**Exercise:** Every line with the word "Piyasa" in it should be extracted from the data that follows.

**Available data:**
——————————

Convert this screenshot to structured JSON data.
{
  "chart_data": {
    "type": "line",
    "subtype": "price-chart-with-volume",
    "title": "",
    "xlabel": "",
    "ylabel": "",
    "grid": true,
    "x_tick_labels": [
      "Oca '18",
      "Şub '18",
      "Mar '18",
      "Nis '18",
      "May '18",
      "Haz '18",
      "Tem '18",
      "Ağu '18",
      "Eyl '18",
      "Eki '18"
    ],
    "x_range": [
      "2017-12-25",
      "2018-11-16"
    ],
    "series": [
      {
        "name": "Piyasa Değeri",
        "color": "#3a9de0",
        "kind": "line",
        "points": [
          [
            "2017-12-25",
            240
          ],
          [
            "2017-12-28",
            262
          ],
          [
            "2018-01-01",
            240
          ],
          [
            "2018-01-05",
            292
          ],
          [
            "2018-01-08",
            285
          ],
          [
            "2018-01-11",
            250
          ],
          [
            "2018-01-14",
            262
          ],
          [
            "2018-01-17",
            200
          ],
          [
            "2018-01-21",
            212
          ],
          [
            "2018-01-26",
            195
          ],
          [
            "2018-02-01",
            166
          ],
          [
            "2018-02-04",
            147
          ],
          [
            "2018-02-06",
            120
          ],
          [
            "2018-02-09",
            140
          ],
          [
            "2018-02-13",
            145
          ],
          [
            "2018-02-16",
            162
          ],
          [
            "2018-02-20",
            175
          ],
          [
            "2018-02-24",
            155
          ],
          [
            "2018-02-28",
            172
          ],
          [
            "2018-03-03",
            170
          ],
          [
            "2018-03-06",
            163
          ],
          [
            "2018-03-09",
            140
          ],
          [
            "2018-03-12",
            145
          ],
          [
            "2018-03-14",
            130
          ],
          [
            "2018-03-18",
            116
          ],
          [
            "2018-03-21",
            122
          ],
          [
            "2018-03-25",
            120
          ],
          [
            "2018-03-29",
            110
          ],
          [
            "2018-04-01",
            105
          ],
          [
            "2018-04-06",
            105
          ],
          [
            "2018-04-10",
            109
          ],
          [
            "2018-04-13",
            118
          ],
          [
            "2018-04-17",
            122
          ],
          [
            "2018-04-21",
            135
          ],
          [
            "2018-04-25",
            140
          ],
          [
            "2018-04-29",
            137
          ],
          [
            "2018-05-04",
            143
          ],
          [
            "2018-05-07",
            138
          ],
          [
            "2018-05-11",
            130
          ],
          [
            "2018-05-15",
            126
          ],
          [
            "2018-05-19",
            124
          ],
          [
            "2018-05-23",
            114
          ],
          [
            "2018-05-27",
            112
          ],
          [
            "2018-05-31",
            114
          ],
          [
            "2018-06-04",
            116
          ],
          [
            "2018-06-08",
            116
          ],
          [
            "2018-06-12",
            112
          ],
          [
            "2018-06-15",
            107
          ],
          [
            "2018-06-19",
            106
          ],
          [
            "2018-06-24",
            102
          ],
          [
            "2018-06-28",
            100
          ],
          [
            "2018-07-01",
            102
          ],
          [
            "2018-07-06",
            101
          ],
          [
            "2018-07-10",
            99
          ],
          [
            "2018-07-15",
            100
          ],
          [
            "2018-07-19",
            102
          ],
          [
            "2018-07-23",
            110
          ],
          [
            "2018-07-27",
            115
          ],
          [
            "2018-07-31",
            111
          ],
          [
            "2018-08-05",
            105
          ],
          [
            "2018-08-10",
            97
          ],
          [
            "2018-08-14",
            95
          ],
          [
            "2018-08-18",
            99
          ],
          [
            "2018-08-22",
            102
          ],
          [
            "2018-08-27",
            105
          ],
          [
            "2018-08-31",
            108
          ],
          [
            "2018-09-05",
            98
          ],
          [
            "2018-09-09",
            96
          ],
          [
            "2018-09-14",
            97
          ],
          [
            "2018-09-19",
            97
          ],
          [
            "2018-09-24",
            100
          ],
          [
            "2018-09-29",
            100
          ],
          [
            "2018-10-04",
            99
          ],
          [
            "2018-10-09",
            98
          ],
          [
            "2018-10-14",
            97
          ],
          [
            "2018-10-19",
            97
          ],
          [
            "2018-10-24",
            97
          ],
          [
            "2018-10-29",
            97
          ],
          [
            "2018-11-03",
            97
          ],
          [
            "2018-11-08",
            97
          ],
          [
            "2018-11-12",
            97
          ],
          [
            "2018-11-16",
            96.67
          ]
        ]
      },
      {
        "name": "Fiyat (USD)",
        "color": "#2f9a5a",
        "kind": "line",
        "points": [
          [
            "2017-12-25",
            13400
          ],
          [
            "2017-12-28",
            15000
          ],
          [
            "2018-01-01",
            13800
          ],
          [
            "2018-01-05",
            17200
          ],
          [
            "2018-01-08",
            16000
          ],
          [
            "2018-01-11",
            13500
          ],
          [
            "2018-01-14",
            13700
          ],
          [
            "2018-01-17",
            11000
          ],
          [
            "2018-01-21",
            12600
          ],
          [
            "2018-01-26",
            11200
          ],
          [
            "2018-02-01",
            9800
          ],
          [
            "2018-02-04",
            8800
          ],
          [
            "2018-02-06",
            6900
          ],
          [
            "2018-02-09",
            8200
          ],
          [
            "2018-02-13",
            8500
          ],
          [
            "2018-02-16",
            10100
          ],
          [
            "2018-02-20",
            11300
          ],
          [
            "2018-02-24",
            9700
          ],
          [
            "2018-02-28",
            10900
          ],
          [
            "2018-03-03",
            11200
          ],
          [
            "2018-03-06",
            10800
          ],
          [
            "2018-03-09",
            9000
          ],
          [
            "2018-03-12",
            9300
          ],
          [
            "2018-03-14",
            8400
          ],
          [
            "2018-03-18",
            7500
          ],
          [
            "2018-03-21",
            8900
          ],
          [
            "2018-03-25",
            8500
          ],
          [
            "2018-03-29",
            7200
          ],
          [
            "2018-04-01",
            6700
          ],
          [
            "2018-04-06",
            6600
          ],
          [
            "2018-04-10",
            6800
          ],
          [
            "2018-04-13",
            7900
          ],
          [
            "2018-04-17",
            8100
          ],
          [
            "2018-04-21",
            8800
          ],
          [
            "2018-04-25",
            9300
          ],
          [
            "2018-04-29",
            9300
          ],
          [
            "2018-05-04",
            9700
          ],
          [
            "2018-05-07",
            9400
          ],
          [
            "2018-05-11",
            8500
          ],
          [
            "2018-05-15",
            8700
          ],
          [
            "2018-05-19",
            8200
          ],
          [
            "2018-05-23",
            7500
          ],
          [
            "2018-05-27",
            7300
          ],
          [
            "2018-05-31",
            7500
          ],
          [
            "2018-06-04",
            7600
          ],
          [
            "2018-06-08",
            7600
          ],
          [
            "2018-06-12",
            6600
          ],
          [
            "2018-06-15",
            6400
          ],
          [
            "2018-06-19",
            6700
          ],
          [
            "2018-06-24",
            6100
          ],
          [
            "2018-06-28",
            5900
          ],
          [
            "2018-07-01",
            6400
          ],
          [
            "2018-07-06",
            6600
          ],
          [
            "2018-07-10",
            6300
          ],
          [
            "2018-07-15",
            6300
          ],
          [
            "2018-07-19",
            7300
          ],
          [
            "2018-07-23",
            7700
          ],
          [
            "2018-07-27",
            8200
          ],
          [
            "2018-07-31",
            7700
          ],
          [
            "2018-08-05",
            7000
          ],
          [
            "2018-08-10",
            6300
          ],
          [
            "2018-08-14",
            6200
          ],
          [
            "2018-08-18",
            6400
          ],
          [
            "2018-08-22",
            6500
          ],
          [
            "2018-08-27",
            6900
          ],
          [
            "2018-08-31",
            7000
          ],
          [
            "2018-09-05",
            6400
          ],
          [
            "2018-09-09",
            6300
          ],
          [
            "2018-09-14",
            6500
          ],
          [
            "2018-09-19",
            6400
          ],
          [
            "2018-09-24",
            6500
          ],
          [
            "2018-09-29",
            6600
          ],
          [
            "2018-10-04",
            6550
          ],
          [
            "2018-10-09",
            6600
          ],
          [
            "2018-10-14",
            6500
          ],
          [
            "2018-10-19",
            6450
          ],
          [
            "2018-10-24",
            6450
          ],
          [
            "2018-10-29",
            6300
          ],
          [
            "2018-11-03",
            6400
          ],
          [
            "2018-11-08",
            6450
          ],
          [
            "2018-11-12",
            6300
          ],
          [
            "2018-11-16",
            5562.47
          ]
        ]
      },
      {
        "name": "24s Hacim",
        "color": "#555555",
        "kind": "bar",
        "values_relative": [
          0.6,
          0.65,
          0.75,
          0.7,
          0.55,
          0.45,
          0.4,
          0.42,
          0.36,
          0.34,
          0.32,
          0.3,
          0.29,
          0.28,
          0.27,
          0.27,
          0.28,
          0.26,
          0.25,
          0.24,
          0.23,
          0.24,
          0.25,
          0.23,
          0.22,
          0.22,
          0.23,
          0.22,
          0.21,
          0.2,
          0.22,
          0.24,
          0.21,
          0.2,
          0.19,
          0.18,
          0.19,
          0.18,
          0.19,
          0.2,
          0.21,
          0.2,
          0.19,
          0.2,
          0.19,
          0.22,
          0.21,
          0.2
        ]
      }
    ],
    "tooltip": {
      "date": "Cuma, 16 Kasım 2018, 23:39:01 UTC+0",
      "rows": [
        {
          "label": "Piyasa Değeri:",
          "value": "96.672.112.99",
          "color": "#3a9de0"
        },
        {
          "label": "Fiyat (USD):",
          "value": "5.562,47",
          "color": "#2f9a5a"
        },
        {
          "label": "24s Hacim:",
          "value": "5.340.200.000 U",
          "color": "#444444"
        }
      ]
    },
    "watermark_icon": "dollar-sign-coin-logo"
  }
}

——————————

**Response for this exercise:**
        "name": "Piyasa Değeri",
          "label": "Piyasa Değeri:",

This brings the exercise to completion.